### [Work to be completed]
Without the pictures, return all of the material exactly as written.

Data entries
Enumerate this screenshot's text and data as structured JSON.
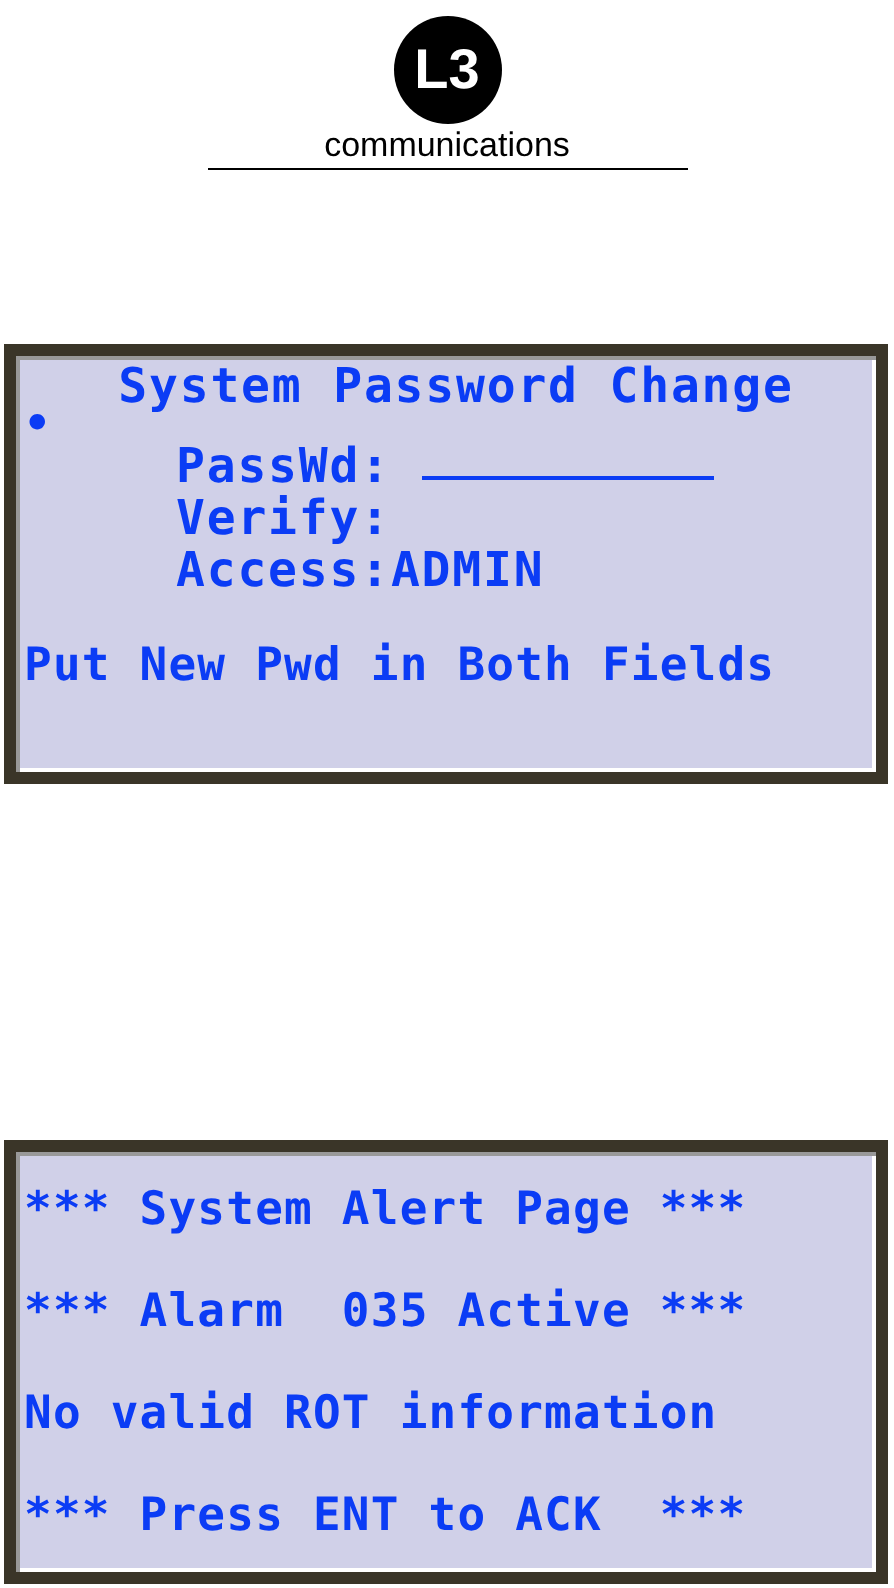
{
  "logo": {
    "mark": "L3",
    "wordmark": "communications"
  },
  "screens": [
    {
      "kind": "form",
      "title": "System Password Change",
      "cursor": "•",
      "fields": [
        {
          "label": "PassWd:",
          "kind": "input"
        },
        {
          "label": "Verify:",
          "kind": "text"
        },
        {
          "label": "Access:",
          "value": "ADMIN",
          "kind": "text"
        }
      ],
      "message": "Put New Pwd in Both Fields"
    },
    {
      "kind": "alert",
      "lines": [
        "*** System Alert Page ***",
        "*** Alarm  035 Active ***",
        "No valid ROT information",
        "*** Press ENT to ACK  ***"
      ]
    }
  ]
}
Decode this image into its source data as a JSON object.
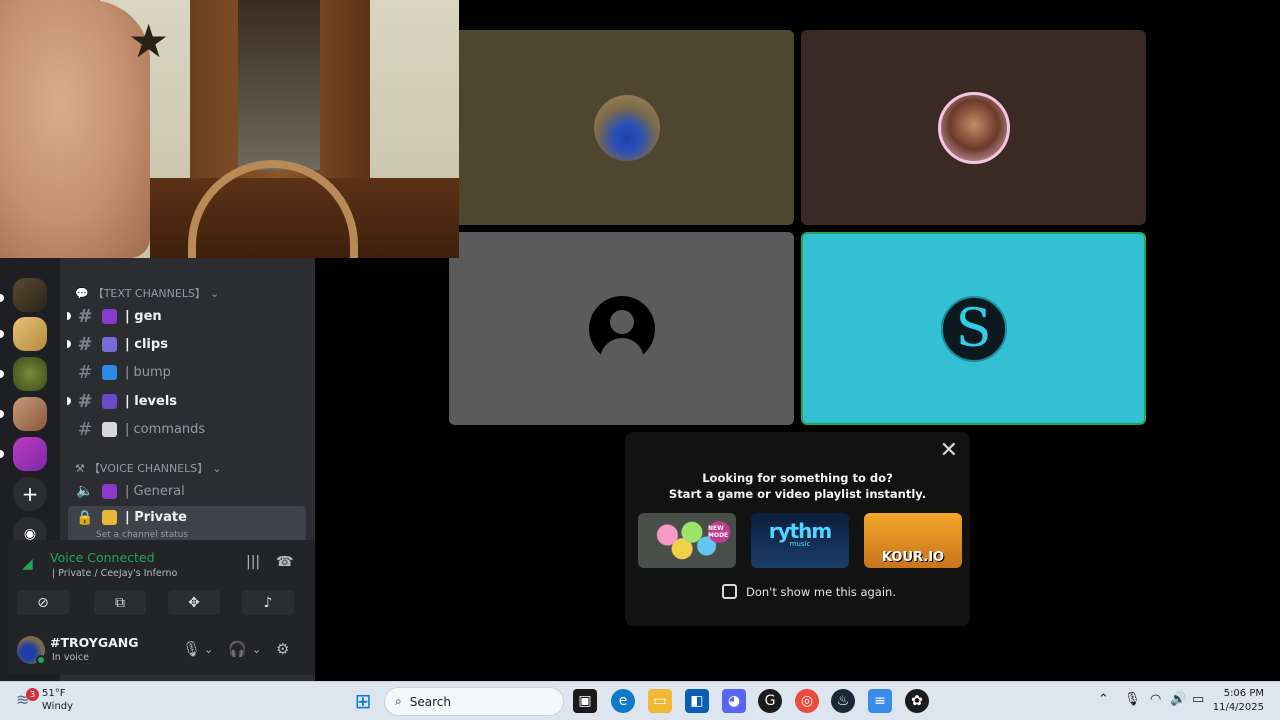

### [Exercise response]
Enumerate this screenshot's text and data as structured JSON.
{
  "logo": {
    "mark": "L3",
    "wordmark": "communications"
  },
  "screens": [
    {
      "kind": "form",
      "title": "System Password Change",
      "cursor": "•",
      "fields": [
        {
          "label": "PassWd:",
          "kind": "input"
        },
        {
          "label": "Verify:",
          "kind": "text"
        },
        {
          "label": "Access:",
          "value": "ADMIN",
          "kind": "text"
        }
      ],
      "message": "Put New Pwd in Both Fields"
    },
    {
      "kind": "alert",
      "lines": [
        "*** System Alert Page ***",
        "*** Alarm  035 Active ***",
        "No valid ROT information",
        "*** Press ENT to ACK  ***"
      ]
    }
  ]
}
Decode this image into its source data as a JSON object.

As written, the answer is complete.